## Written exercise
State how many lines of the records contain the string "values", and give no other information.

Dataset excerpts:
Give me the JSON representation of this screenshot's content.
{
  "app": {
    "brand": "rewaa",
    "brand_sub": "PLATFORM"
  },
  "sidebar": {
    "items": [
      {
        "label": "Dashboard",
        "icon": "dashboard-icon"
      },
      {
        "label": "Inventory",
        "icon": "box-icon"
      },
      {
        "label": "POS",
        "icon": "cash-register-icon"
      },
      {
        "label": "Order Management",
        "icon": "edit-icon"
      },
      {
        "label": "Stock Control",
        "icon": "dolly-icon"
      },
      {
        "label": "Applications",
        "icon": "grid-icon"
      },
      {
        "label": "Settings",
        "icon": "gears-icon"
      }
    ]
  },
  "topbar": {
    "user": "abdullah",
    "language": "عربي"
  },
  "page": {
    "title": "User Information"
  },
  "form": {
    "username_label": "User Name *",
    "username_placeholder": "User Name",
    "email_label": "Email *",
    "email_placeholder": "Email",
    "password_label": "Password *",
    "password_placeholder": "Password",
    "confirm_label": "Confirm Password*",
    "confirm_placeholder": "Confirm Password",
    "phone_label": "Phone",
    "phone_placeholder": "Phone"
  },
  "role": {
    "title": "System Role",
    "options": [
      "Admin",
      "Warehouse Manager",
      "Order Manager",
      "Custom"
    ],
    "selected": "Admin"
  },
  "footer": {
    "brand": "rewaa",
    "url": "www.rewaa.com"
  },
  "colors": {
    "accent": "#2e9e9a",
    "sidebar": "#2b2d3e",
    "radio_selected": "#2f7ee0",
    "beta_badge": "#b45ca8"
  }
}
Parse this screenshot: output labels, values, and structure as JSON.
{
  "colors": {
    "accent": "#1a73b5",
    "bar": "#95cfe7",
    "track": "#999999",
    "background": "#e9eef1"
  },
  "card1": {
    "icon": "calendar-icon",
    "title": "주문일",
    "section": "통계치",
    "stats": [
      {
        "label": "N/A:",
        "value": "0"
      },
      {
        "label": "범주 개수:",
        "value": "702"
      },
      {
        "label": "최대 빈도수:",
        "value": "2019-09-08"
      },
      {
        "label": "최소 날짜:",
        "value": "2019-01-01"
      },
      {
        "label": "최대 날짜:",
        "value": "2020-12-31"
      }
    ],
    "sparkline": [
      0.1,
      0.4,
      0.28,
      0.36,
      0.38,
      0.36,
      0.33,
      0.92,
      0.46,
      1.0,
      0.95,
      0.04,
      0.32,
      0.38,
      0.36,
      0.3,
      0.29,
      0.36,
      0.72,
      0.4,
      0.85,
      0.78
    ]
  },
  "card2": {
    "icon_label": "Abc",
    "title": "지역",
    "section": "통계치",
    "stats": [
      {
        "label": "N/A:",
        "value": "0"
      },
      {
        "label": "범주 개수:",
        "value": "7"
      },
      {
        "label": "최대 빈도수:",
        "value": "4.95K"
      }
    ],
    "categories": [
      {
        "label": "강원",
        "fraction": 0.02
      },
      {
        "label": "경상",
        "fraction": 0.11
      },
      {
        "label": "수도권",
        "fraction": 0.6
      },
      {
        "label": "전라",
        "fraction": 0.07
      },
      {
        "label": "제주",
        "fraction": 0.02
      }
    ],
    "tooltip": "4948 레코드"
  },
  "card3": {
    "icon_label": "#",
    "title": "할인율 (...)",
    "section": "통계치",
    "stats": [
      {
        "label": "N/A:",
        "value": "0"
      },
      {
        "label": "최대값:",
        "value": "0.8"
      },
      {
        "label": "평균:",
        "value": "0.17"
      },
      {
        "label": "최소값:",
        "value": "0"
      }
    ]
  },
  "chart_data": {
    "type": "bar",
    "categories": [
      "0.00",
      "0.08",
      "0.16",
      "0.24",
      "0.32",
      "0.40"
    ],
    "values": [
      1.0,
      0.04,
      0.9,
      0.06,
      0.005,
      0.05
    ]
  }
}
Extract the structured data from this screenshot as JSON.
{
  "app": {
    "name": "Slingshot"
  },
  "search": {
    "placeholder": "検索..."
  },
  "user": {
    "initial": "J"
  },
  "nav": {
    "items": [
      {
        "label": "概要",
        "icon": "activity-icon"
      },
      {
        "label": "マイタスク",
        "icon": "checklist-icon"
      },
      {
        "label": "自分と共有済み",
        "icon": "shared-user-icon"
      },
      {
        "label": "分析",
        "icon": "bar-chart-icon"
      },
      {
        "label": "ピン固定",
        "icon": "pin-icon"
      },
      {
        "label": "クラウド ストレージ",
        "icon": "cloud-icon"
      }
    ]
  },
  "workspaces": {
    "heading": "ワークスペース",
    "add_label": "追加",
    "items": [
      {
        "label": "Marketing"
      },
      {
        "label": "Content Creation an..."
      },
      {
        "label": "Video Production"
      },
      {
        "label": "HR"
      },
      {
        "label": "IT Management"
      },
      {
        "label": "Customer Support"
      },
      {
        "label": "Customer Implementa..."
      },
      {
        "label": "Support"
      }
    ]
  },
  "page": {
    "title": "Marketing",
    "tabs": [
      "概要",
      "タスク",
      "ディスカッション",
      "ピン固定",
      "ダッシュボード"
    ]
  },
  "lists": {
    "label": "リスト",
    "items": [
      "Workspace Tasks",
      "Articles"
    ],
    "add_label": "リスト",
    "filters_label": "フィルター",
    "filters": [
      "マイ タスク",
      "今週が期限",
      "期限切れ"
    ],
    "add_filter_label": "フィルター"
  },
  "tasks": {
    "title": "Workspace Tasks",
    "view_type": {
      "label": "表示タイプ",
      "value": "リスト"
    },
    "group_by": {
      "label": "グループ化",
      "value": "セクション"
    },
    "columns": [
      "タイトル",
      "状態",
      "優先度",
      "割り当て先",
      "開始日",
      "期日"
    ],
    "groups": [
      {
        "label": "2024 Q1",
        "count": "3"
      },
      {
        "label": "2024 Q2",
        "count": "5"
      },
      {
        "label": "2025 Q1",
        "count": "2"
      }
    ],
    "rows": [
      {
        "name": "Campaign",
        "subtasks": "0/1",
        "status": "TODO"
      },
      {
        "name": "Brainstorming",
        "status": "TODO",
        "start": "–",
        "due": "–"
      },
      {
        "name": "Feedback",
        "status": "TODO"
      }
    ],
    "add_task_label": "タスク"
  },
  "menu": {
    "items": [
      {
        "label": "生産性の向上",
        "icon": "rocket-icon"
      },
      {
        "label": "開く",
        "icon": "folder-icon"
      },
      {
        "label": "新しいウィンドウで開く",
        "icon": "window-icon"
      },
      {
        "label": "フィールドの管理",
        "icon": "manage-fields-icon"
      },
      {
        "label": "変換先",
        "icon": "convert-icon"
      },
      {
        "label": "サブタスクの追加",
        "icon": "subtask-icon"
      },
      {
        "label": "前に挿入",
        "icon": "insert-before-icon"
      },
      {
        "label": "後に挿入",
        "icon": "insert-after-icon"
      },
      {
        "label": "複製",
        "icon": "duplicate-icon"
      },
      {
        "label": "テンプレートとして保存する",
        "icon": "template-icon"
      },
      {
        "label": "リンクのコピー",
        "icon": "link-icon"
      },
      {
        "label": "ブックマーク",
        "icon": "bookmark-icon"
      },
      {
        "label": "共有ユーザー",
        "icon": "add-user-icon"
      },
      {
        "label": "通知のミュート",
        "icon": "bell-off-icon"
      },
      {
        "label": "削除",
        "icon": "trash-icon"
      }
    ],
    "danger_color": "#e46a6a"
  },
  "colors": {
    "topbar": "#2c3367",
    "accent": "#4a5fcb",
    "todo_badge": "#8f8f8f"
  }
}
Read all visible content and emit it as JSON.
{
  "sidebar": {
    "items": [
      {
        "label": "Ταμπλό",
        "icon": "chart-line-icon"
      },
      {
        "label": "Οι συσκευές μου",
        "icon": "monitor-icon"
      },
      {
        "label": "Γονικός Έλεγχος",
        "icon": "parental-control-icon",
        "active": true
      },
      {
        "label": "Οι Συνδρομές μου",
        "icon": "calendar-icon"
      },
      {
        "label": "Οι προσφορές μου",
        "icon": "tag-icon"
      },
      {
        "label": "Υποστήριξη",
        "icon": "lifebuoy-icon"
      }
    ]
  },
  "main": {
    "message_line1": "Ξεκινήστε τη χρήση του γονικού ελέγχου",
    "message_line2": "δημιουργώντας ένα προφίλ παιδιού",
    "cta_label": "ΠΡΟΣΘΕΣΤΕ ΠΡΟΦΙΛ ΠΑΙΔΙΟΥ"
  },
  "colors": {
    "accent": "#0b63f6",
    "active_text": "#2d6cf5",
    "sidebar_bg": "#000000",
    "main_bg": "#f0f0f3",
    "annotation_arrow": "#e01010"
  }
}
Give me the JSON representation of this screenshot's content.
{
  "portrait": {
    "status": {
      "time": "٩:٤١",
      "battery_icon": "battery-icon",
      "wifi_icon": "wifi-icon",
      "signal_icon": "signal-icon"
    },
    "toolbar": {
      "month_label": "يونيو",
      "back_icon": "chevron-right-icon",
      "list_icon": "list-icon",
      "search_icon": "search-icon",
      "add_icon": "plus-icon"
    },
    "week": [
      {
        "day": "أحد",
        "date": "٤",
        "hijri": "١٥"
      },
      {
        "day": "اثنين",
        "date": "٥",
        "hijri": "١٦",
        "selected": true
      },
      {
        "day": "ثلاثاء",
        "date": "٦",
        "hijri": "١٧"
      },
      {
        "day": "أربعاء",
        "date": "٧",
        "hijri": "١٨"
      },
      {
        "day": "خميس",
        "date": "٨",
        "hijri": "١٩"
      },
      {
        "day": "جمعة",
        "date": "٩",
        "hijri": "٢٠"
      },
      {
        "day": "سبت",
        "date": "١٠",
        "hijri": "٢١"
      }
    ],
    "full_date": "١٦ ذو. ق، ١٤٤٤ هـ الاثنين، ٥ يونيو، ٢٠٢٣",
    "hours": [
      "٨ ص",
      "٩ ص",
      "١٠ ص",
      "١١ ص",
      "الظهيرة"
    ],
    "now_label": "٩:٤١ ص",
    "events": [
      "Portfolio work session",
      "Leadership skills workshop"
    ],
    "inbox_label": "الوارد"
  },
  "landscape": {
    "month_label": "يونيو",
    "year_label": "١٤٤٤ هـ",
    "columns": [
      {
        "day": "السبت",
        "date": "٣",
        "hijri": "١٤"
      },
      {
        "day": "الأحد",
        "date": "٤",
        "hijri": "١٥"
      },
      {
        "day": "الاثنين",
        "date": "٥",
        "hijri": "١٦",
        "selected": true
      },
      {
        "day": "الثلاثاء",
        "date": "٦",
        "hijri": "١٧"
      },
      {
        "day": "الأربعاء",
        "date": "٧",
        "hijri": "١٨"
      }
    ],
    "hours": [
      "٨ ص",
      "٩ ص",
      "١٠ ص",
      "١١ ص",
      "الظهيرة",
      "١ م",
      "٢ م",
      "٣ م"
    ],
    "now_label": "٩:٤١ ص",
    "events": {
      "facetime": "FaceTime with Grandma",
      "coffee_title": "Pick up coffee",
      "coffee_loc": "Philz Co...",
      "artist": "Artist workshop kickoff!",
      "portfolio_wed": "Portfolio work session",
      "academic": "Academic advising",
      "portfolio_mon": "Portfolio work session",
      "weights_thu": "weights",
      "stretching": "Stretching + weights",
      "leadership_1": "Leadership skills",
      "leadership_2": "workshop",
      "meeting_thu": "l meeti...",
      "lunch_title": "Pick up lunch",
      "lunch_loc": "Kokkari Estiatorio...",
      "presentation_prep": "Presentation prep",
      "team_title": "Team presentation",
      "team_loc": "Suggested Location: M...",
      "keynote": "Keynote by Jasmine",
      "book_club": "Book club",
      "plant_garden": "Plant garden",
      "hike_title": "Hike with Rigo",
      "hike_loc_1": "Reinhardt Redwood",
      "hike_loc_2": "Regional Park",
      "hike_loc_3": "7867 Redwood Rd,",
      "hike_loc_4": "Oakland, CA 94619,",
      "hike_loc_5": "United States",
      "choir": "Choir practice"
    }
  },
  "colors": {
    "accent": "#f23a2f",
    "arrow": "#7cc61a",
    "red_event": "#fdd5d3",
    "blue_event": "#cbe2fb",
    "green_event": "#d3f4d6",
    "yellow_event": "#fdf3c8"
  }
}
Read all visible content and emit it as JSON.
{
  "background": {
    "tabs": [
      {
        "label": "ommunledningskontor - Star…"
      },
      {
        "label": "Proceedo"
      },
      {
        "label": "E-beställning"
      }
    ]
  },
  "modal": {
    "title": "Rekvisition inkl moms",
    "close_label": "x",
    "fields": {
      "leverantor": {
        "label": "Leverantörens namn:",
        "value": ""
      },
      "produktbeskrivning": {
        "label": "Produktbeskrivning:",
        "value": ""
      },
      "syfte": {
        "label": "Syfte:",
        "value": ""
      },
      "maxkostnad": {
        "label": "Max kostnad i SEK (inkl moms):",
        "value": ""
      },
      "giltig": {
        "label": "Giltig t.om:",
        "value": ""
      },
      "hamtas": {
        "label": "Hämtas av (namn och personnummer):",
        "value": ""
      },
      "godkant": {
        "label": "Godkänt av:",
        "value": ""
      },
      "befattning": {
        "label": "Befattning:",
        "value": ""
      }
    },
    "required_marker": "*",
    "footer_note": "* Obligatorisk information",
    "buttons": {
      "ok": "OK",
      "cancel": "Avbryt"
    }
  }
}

## Answer
2